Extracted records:
————————

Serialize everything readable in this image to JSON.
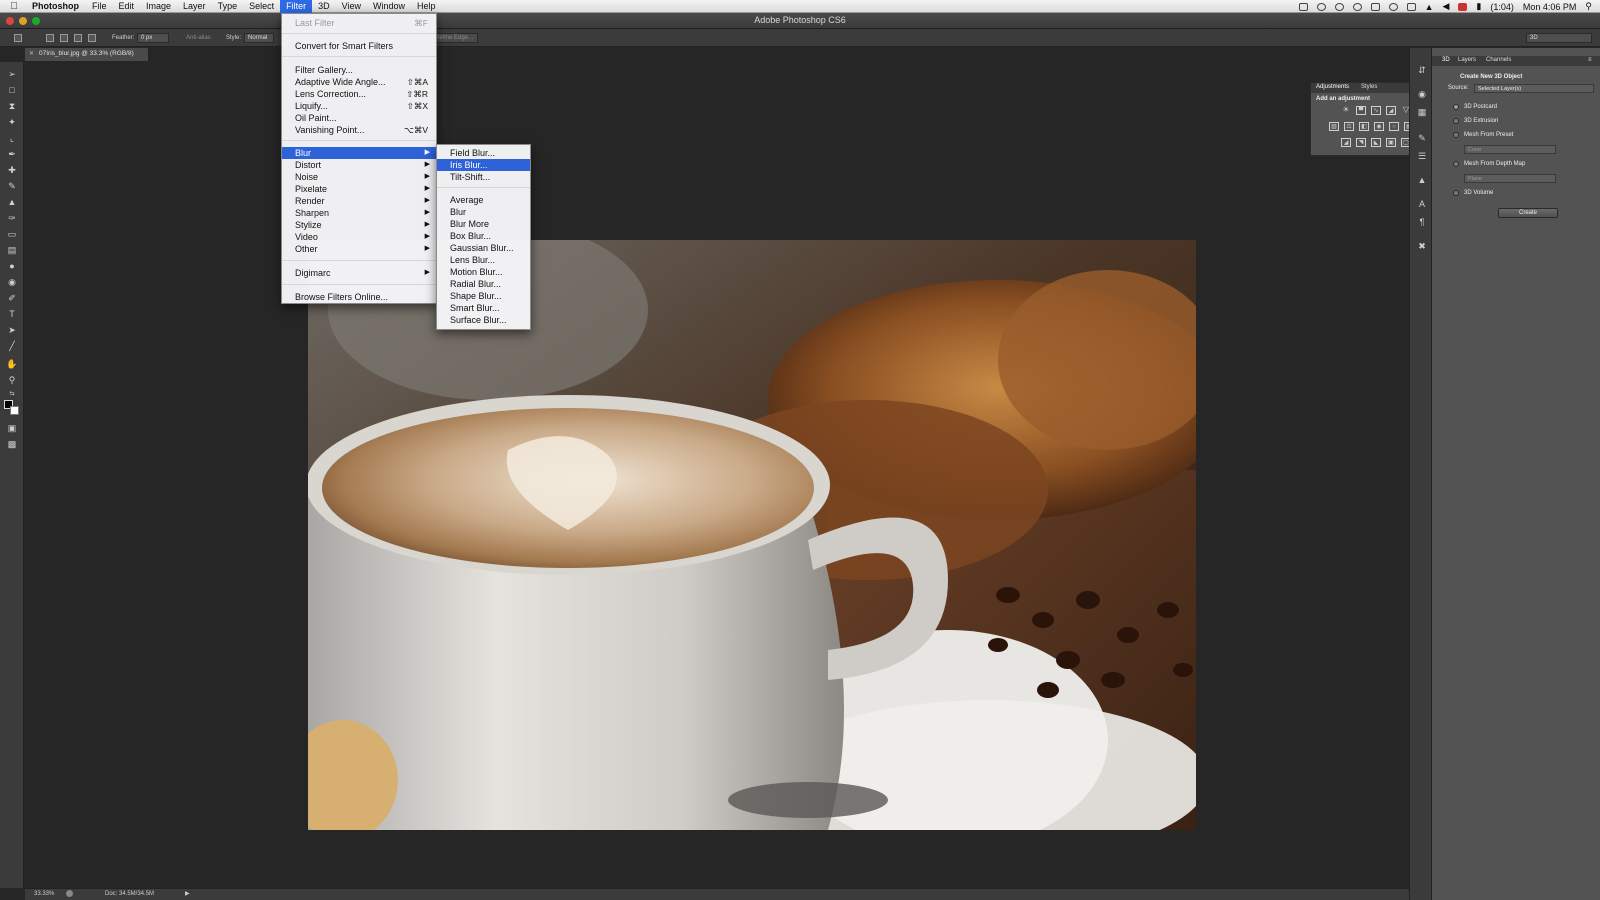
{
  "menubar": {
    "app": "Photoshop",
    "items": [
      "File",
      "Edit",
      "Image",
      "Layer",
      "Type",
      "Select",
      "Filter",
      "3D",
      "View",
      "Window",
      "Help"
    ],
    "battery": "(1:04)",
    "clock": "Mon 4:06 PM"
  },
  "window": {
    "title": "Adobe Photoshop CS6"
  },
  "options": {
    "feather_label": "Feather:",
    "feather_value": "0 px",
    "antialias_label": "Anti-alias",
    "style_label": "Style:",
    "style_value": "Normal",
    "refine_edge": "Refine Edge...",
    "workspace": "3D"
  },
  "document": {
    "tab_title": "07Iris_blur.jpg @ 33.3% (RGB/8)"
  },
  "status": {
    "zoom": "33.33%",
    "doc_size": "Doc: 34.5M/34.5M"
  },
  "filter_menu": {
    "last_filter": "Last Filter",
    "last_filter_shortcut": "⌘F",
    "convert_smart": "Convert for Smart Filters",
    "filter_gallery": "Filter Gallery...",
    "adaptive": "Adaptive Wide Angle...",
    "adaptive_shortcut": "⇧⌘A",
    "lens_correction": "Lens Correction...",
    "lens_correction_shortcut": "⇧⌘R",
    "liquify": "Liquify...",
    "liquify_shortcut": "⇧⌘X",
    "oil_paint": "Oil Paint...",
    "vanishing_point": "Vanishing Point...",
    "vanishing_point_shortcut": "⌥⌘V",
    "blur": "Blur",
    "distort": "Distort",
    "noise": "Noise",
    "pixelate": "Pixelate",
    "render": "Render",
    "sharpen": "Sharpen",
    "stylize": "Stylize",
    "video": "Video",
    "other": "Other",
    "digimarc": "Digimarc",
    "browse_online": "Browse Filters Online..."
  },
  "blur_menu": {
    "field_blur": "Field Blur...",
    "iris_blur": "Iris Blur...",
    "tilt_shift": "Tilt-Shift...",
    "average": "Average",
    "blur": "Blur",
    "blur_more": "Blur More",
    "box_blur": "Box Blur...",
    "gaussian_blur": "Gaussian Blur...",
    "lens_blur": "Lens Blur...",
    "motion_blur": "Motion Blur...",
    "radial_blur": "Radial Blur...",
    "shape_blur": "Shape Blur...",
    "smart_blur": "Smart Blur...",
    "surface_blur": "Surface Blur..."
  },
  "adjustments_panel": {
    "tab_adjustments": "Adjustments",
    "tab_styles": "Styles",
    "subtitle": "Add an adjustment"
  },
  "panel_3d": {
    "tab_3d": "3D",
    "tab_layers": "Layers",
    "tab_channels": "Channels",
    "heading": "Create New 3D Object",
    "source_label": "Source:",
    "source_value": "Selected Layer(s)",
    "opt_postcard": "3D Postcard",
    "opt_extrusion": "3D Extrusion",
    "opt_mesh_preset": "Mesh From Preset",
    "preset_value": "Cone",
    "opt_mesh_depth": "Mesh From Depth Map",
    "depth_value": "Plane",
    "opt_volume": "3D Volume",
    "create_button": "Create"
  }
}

————————

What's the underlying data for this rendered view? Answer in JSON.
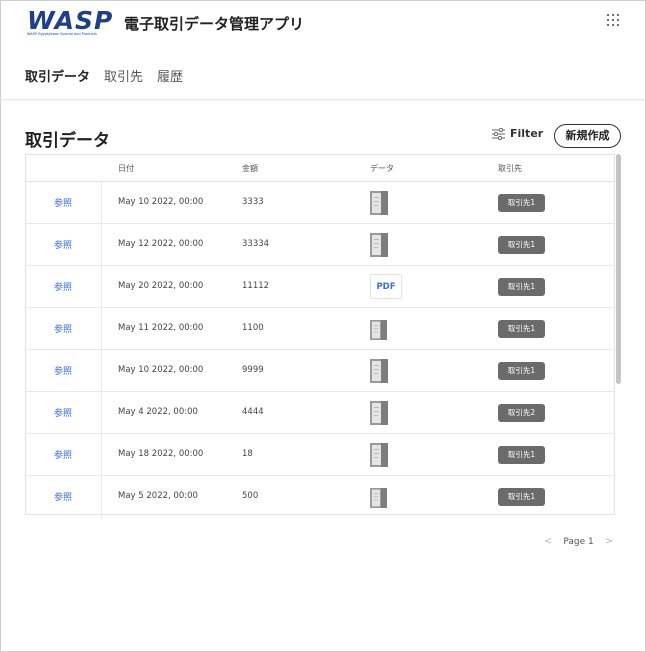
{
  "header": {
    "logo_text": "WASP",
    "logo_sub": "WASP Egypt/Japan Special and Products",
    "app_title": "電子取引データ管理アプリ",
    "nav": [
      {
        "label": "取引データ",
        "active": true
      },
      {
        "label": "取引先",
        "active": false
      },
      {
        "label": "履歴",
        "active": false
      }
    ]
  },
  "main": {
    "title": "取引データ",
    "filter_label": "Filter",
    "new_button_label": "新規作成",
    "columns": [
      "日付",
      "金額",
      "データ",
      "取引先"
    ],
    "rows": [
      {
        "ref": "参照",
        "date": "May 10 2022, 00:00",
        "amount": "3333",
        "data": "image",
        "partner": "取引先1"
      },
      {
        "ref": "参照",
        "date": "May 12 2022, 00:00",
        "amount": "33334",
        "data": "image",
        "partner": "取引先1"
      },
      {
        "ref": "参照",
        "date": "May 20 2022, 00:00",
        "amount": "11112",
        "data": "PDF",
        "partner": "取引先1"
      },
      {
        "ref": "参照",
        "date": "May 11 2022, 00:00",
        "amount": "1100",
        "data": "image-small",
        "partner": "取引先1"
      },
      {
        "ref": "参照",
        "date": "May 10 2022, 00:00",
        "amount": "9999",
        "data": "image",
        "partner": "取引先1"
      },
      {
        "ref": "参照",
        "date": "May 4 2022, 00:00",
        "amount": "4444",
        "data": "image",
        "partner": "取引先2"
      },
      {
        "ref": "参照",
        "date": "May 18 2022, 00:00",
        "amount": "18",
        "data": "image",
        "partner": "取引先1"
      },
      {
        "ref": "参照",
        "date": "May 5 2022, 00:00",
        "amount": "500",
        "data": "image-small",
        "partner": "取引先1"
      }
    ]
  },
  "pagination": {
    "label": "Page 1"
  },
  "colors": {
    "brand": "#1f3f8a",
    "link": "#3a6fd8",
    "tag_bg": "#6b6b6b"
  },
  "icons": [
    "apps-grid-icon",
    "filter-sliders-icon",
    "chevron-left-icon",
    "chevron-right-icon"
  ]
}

————————

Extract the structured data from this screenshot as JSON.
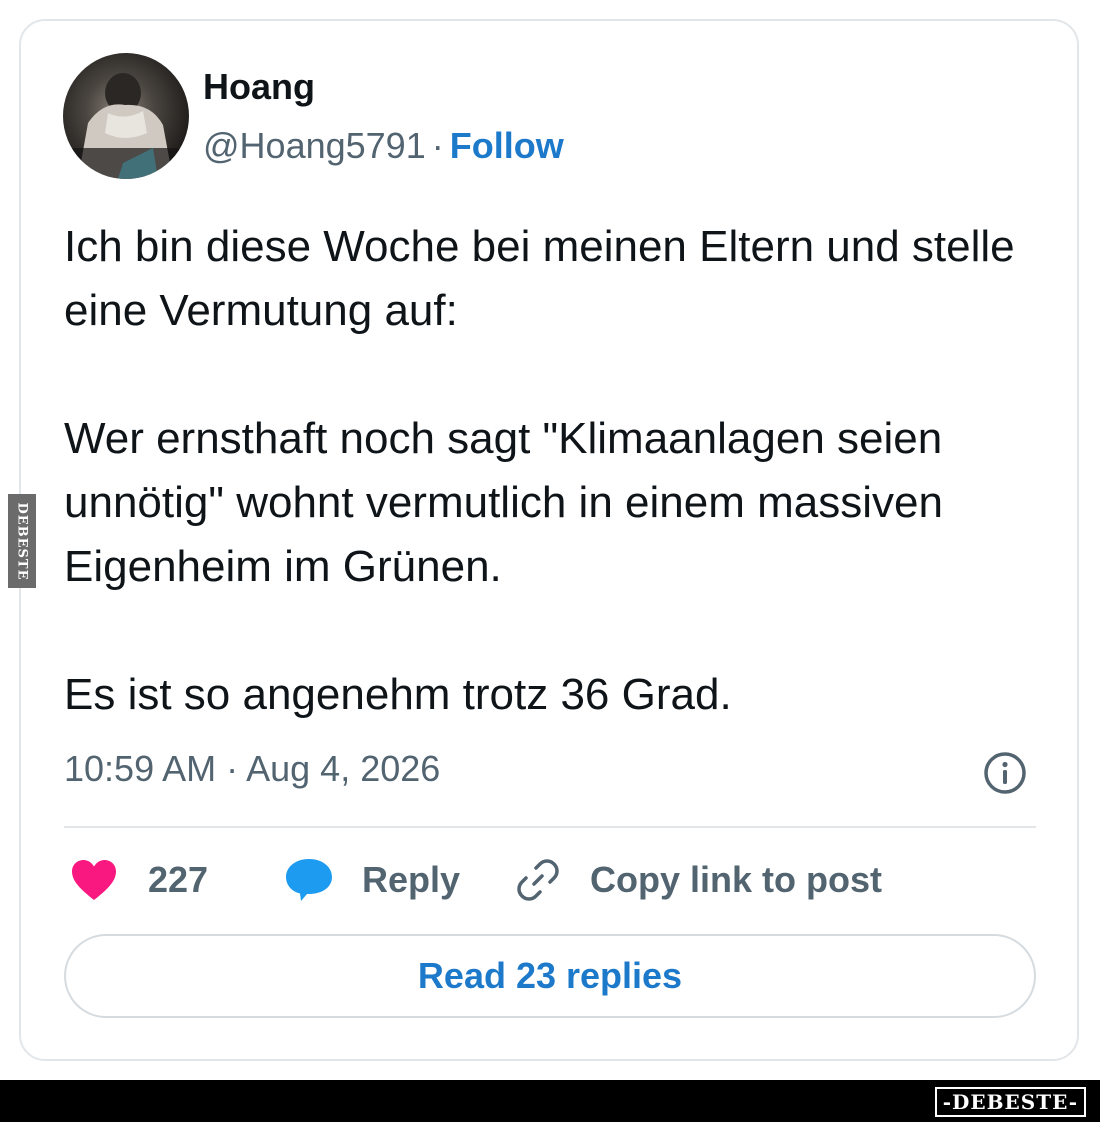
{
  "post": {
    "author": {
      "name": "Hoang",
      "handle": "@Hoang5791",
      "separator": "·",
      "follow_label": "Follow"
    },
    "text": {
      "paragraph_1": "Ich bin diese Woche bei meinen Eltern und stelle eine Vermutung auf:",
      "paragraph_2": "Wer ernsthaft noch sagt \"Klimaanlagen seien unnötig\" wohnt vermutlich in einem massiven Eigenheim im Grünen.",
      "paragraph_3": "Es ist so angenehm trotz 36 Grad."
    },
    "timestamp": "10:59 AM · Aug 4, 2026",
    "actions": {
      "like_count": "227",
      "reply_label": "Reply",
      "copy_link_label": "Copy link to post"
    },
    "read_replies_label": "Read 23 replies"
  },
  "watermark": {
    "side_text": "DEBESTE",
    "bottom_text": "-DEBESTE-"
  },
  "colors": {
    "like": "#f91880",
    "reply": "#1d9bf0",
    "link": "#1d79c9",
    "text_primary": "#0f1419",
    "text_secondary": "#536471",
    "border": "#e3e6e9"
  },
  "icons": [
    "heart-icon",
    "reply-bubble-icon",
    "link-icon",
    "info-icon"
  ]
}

————————

### TASK PROMPT
Within the listing above, work out how many lines contain the string "Filters", and reply with that number only.

### WRITTEN REPLY
2